Read the records and gather each line that includes "Length".

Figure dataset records
※ ※ ※

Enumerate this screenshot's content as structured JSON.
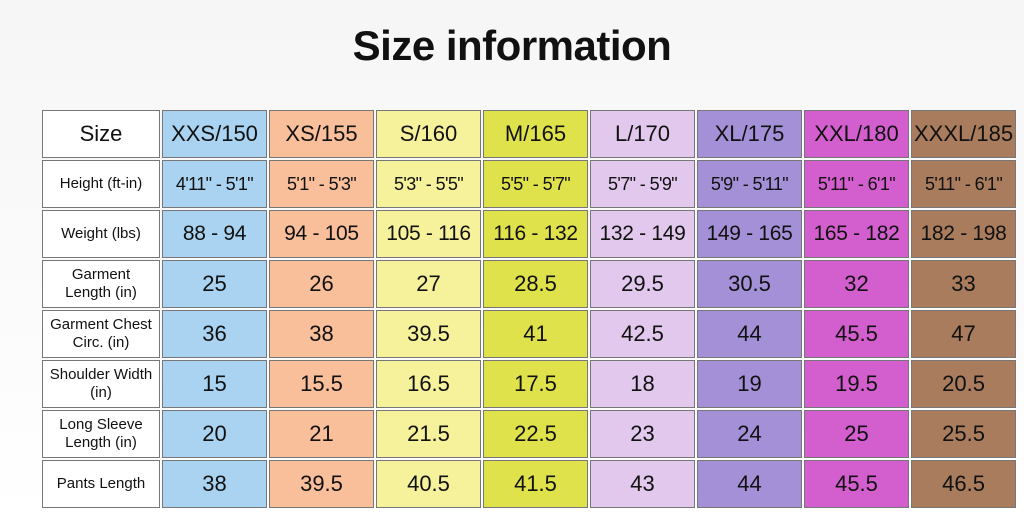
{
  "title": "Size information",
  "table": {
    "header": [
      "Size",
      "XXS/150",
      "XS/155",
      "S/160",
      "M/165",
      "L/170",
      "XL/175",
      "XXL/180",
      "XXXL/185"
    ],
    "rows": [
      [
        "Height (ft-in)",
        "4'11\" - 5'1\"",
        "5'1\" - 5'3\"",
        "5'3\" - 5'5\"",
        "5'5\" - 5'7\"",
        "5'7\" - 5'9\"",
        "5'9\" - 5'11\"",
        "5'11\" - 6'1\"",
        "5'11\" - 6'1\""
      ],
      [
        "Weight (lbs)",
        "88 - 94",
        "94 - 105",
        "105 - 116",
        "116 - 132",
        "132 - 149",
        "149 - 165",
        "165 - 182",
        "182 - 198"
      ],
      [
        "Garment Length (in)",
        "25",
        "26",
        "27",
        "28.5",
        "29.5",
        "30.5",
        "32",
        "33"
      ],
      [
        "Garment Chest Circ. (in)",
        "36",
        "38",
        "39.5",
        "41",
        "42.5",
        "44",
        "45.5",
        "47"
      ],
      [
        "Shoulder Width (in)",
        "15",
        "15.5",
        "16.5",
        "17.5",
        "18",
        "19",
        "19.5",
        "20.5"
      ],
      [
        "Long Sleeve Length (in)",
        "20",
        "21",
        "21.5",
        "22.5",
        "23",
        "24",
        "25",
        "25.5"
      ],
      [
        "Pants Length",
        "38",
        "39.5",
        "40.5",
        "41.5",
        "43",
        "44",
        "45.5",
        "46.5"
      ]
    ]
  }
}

※ ※ ※

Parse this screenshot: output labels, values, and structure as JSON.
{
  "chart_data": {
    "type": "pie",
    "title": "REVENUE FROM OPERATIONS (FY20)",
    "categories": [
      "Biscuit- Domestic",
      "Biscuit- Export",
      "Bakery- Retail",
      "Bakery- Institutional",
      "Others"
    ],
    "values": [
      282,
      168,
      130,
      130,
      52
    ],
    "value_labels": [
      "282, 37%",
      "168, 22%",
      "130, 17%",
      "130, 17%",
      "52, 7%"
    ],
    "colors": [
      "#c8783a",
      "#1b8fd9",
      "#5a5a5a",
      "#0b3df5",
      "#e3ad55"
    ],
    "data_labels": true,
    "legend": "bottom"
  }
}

※ ※ ※

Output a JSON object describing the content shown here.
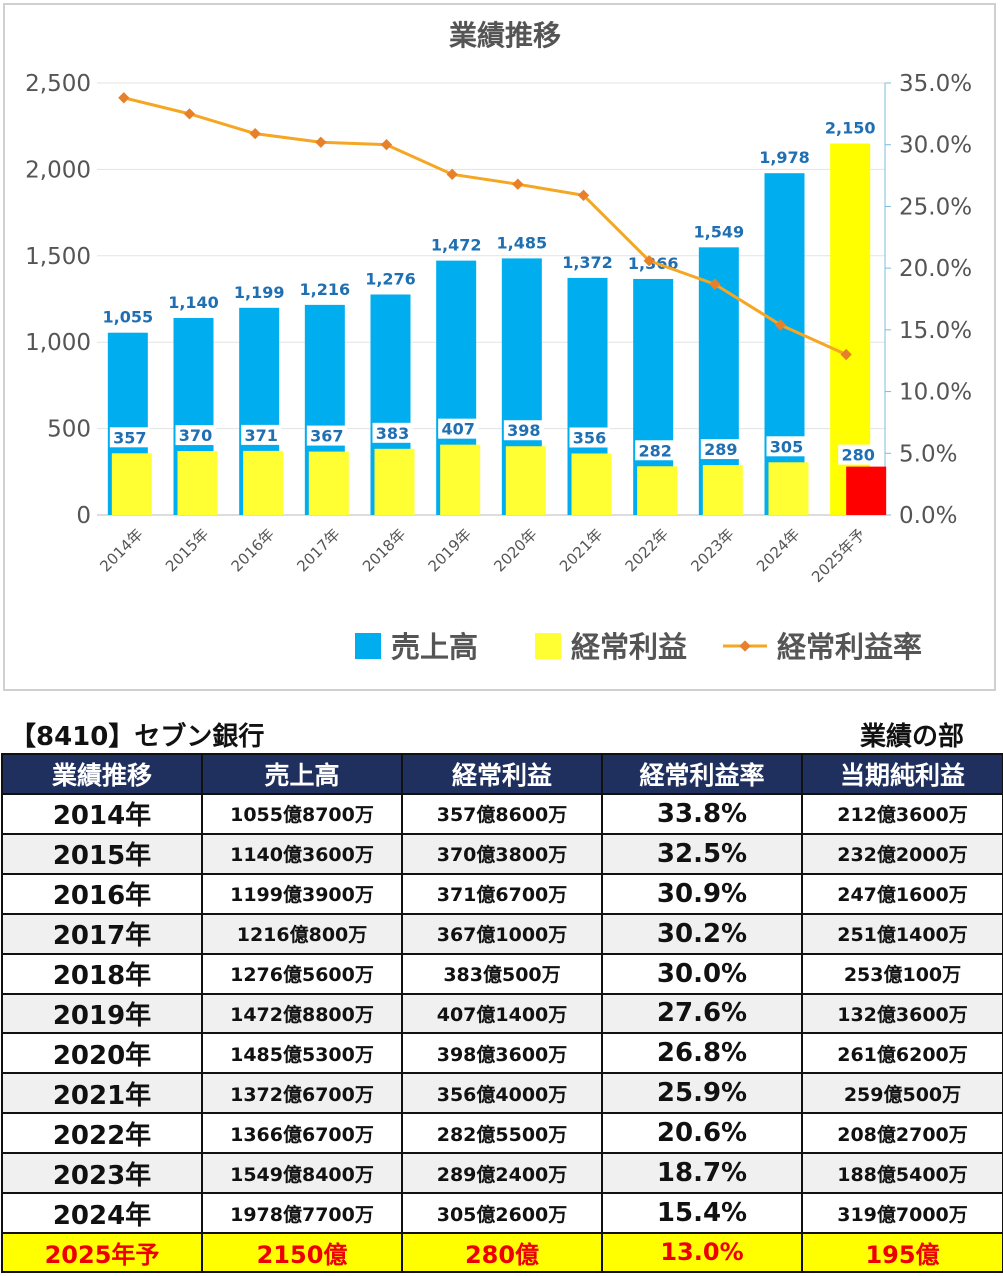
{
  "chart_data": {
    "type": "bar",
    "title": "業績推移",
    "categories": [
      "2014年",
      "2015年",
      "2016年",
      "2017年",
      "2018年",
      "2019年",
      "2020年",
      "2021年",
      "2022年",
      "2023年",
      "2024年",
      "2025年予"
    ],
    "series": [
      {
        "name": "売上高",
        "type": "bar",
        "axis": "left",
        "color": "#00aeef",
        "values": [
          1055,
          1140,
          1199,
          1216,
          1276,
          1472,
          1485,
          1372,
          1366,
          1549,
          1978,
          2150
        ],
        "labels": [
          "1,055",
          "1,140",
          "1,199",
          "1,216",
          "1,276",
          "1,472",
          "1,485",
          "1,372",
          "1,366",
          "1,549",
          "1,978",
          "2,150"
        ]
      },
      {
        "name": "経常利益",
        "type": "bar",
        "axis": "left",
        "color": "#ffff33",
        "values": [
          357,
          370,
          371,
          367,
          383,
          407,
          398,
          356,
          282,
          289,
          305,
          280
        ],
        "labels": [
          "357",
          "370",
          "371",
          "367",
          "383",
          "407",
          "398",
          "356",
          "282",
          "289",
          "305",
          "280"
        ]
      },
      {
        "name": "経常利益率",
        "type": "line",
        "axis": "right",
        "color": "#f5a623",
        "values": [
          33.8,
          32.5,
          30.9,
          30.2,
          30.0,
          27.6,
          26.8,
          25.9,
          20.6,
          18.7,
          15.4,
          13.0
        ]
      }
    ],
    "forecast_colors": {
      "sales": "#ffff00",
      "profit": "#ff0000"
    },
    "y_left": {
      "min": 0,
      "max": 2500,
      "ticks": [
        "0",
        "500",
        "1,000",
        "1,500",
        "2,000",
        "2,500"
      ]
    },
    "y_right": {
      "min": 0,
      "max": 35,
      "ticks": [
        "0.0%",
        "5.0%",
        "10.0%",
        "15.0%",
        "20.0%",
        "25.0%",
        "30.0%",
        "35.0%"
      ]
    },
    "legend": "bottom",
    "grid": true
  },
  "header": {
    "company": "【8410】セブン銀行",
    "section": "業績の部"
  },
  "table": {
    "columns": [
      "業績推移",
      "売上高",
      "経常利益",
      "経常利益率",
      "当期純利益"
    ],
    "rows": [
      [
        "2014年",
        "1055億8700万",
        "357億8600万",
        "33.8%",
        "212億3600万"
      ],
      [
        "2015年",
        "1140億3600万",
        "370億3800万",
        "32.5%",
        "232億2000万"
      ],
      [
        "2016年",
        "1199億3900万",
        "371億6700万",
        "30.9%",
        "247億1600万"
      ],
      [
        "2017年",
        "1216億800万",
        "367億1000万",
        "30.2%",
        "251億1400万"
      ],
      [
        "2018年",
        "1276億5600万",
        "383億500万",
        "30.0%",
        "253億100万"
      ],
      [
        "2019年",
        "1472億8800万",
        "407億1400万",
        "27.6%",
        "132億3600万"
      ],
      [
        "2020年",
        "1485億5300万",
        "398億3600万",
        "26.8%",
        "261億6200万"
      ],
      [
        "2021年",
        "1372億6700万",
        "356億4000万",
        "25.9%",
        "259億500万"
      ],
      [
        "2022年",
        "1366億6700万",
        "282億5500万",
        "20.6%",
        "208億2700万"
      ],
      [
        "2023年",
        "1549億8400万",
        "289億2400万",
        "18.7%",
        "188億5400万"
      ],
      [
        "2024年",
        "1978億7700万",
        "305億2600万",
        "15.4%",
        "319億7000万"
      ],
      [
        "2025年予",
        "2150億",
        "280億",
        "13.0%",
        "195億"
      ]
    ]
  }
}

※ ※ ※

> **Worked solution**
        "Garment Length (in)",
        "Long Sleeve Length (in)",
        "Pants Length",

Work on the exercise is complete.